Saved data entries
** START **

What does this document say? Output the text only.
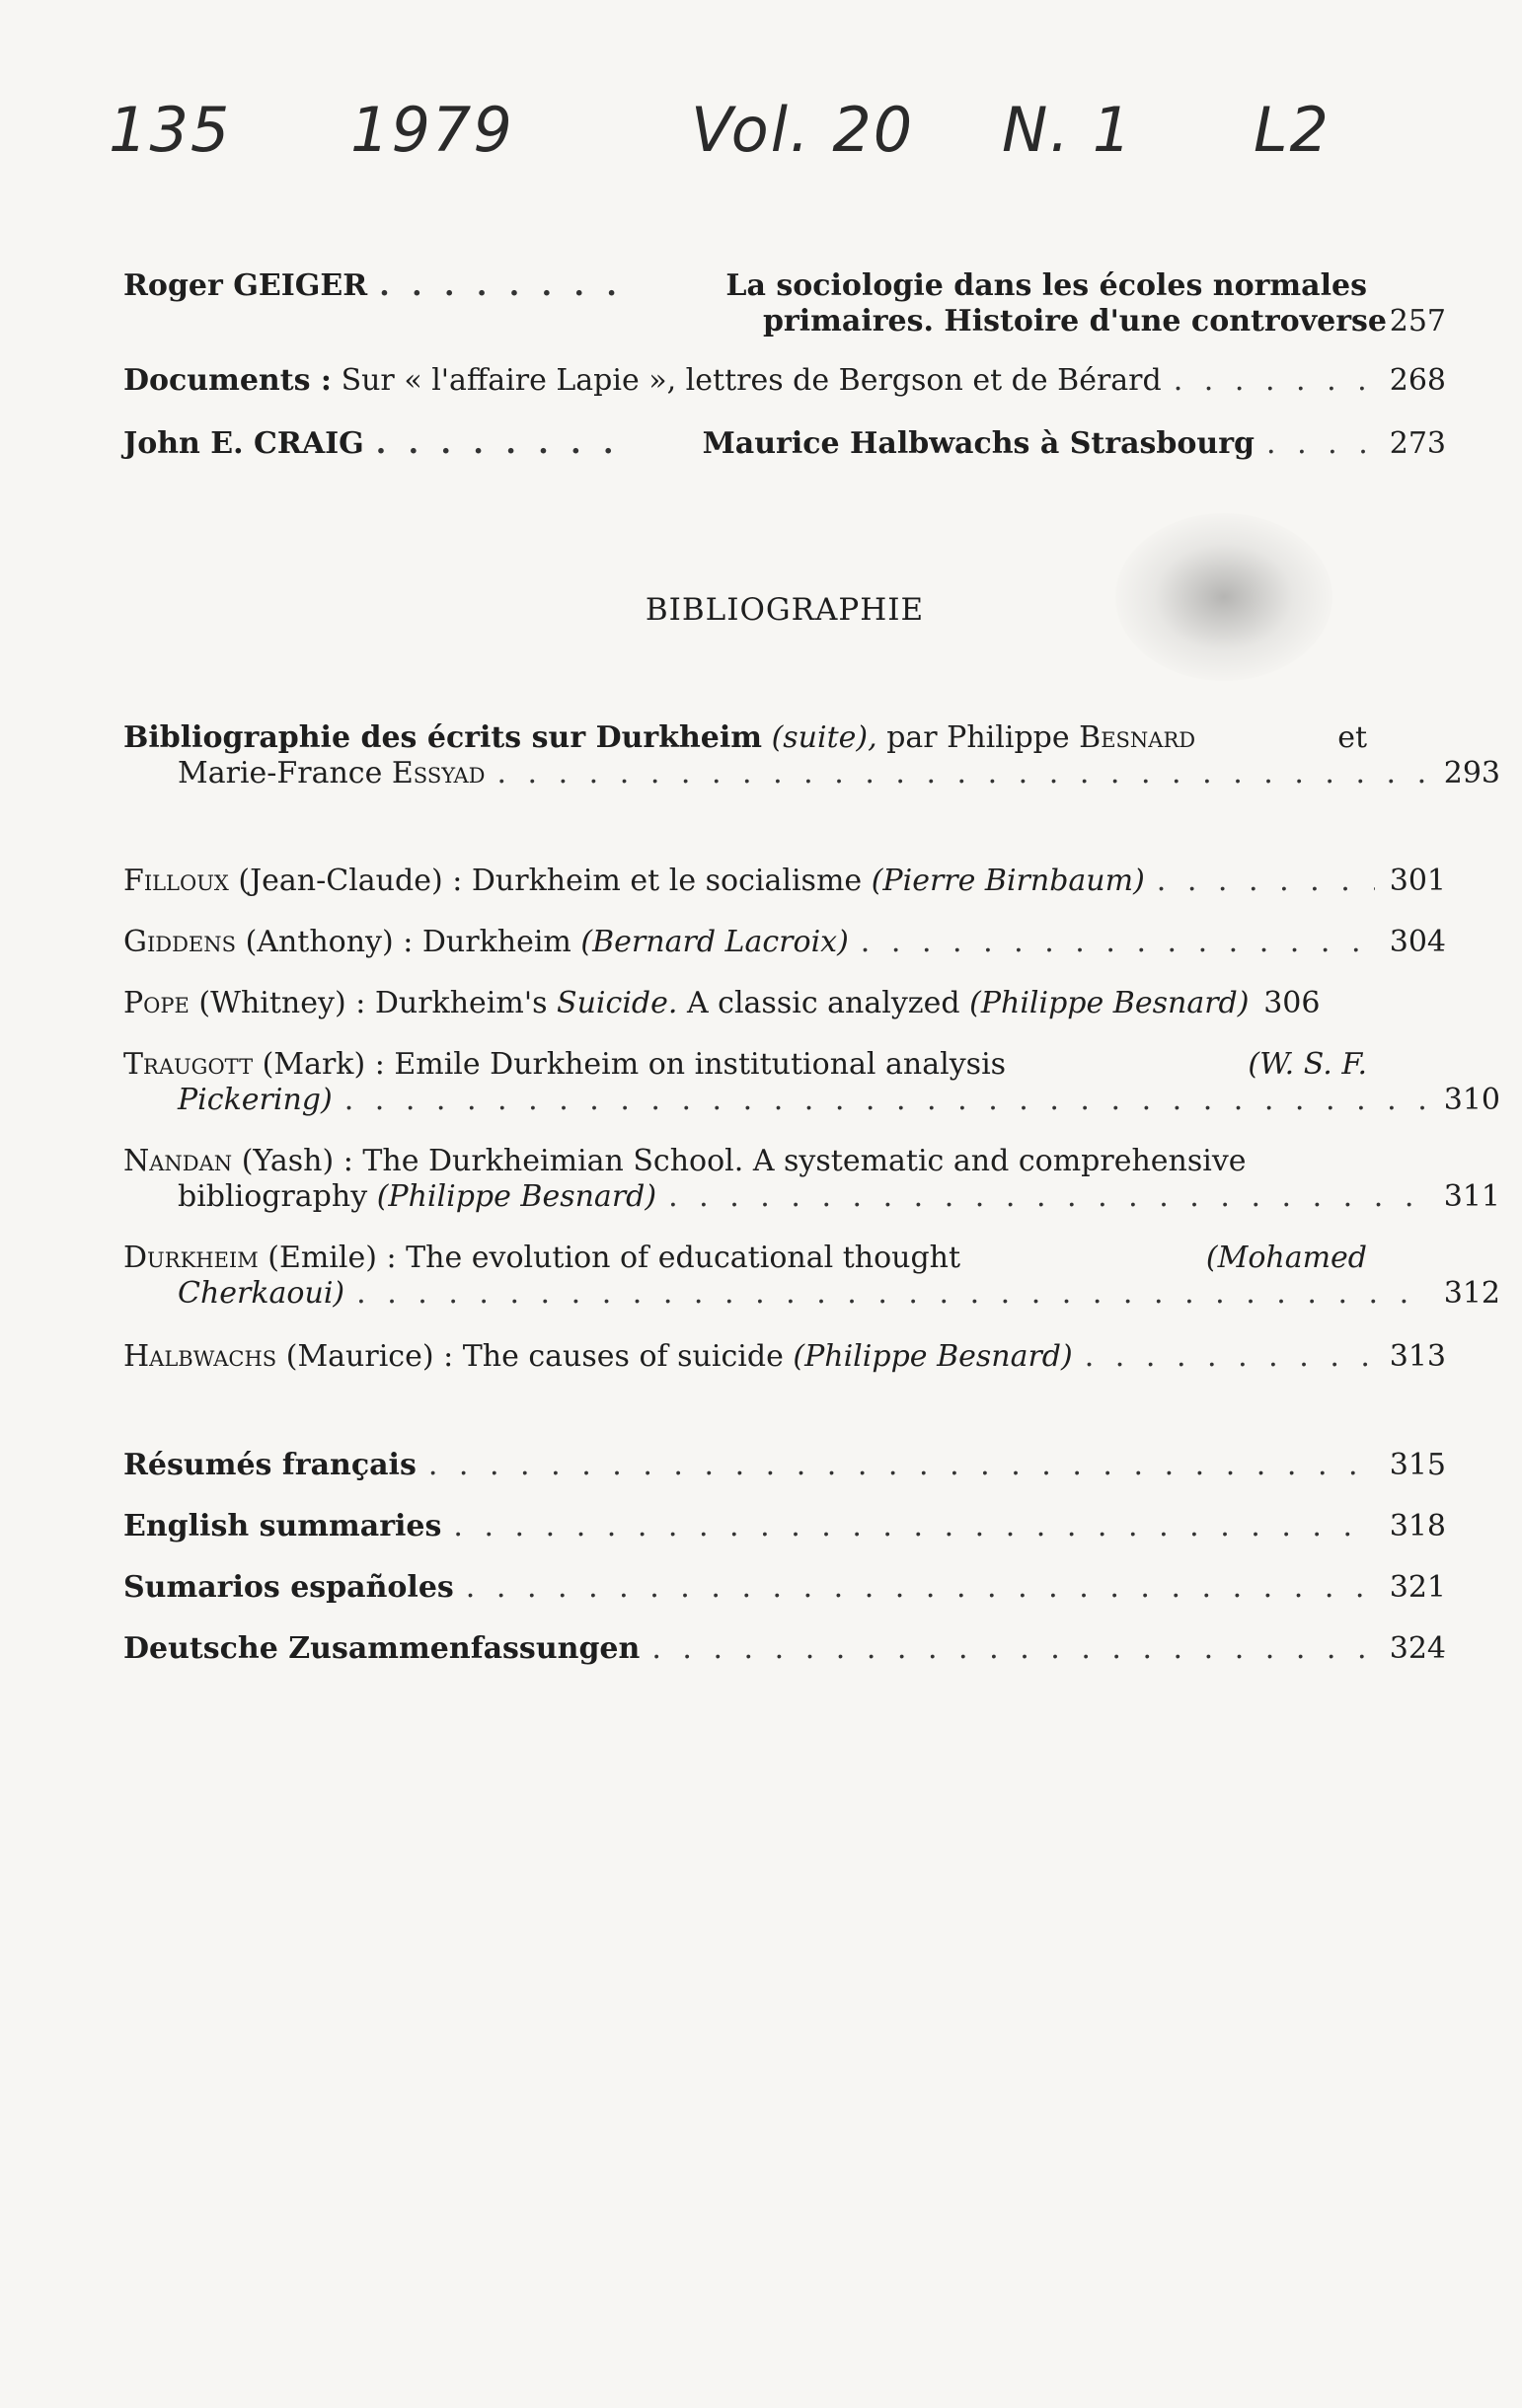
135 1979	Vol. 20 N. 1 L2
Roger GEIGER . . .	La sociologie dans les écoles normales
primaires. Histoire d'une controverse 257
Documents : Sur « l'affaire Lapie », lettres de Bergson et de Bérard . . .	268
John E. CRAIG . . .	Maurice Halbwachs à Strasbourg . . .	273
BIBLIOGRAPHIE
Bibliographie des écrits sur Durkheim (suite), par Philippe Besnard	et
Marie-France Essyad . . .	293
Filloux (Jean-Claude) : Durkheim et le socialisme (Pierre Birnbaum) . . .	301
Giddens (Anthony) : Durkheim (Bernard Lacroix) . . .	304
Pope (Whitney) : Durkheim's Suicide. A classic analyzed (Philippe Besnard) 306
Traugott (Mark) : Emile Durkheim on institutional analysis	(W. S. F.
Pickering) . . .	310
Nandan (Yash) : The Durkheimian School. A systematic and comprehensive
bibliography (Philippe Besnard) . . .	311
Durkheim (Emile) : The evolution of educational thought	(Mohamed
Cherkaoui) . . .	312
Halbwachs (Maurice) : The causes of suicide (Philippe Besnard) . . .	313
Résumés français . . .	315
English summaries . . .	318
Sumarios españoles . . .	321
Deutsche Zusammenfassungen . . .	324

** END **
** START **

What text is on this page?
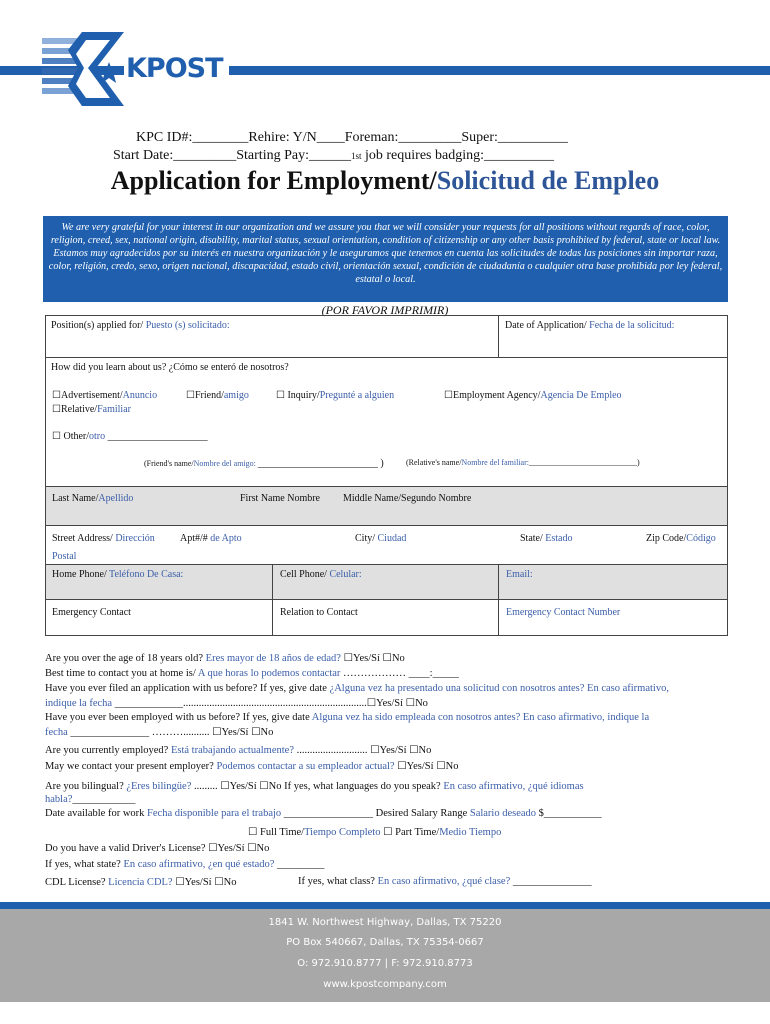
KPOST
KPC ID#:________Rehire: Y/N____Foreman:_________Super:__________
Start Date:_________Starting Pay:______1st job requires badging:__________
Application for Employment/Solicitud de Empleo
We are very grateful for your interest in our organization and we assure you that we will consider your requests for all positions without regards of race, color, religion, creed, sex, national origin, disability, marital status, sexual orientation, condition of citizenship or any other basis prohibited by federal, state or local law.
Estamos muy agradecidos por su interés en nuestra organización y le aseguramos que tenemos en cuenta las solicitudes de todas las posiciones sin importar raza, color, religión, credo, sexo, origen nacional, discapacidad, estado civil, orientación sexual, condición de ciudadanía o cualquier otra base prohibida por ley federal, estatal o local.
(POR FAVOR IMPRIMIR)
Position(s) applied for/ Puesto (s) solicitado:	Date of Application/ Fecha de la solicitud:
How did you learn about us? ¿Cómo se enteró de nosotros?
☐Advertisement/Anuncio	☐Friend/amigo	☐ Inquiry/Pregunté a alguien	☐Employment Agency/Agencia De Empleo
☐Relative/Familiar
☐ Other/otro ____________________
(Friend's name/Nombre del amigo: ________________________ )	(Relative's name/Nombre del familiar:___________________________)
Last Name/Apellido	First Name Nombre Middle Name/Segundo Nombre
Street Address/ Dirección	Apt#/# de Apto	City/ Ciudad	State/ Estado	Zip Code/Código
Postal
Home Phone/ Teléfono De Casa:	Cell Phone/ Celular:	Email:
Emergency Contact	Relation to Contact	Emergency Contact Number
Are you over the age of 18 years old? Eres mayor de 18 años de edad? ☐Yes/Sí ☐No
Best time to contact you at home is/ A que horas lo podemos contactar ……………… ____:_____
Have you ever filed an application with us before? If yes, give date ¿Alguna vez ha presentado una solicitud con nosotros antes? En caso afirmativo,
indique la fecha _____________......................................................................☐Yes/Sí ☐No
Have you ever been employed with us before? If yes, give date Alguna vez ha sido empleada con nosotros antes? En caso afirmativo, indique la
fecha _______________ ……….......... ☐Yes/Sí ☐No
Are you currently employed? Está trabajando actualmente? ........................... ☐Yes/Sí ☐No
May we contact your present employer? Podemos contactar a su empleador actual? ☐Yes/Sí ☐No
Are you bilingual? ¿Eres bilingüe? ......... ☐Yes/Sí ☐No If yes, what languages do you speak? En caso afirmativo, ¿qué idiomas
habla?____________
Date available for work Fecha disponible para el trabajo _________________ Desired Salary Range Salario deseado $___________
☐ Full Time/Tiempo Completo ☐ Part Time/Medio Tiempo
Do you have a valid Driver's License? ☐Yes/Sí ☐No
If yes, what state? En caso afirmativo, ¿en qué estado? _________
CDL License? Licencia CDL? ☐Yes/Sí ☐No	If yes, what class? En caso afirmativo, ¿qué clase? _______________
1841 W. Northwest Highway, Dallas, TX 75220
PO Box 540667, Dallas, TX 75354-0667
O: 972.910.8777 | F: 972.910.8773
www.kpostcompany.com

** END **

» SHORT TASK:
Find every line holding the word "local"; give their count and nothing else.

» TASK ANSWER:
2